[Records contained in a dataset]
···

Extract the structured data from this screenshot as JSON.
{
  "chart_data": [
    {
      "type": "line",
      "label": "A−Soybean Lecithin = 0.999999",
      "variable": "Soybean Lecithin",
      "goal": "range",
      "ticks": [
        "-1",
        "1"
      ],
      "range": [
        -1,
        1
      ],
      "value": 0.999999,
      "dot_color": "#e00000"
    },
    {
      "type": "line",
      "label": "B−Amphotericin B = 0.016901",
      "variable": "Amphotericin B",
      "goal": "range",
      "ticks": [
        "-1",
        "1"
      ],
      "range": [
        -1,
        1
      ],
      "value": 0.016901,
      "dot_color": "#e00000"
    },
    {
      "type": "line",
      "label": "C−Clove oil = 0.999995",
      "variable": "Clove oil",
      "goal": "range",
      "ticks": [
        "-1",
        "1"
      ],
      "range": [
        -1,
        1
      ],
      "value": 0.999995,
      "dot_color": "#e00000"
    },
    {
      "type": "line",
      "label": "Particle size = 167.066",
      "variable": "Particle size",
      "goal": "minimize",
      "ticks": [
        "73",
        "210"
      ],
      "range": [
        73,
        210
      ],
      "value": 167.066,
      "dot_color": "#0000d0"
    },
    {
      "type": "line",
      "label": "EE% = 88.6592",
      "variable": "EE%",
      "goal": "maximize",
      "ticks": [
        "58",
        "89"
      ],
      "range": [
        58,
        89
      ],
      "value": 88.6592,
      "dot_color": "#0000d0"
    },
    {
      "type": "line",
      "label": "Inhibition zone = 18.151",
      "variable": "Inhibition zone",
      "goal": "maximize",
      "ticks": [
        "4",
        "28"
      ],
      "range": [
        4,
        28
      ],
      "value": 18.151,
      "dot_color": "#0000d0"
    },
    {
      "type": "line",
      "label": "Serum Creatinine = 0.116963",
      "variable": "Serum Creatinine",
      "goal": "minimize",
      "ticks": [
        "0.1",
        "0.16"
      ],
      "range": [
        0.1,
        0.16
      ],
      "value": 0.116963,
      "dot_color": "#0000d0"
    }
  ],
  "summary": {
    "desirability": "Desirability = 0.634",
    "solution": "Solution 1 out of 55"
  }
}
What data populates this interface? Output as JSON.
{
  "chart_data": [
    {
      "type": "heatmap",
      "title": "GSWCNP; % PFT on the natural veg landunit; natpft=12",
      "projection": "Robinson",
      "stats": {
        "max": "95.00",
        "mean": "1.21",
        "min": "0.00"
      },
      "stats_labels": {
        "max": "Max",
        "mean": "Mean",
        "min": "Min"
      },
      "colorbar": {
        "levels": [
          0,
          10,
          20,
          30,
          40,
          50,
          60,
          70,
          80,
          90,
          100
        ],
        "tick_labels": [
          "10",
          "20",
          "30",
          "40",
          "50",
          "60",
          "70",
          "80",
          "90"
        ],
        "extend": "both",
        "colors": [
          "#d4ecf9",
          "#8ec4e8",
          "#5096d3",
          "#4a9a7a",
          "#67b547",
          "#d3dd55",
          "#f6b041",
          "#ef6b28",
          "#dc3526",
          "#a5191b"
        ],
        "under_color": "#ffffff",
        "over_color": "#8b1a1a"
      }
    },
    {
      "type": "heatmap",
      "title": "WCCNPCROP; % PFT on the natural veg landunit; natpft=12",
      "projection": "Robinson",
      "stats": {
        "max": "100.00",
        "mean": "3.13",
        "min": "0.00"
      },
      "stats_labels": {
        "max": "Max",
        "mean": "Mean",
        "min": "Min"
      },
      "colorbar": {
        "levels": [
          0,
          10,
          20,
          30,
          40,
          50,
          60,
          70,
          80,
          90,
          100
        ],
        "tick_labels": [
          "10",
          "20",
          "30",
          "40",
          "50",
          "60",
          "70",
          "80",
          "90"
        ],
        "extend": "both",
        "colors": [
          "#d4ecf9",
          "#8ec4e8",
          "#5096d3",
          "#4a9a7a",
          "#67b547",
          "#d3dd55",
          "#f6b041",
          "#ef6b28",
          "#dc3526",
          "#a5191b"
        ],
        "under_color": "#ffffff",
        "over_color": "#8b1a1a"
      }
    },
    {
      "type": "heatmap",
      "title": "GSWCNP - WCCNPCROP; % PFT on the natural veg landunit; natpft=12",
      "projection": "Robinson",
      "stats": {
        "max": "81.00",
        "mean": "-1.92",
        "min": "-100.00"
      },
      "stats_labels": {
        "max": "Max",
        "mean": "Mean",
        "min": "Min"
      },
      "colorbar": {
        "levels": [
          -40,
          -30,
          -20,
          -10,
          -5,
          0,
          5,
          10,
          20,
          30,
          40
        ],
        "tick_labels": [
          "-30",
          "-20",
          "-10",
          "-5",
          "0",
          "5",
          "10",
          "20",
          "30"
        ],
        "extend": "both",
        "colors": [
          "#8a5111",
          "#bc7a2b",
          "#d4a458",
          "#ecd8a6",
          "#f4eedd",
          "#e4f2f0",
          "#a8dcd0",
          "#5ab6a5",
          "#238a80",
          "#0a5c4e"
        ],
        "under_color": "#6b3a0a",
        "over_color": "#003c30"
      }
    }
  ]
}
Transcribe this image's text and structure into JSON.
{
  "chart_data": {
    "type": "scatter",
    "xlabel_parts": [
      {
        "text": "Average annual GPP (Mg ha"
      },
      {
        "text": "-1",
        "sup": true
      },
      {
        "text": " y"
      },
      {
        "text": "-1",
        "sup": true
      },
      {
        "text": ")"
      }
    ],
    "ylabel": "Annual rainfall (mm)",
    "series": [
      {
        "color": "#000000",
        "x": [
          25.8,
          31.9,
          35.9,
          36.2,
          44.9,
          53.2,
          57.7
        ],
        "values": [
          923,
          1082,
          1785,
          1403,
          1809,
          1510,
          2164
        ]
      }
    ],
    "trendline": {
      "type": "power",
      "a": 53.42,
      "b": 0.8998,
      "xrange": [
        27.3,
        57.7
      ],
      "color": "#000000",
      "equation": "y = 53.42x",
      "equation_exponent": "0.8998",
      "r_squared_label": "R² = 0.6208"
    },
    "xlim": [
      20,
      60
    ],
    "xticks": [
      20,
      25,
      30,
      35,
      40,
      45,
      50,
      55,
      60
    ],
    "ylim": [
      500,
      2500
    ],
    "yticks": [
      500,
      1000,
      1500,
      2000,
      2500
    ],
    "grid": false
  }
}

···

- **Task description**:
Look through the data above. Each line containing the word "Particle" needs to be copied.

- **Written response**:
      "label": "Particle size = 167.066",
      "variable": "Particle size",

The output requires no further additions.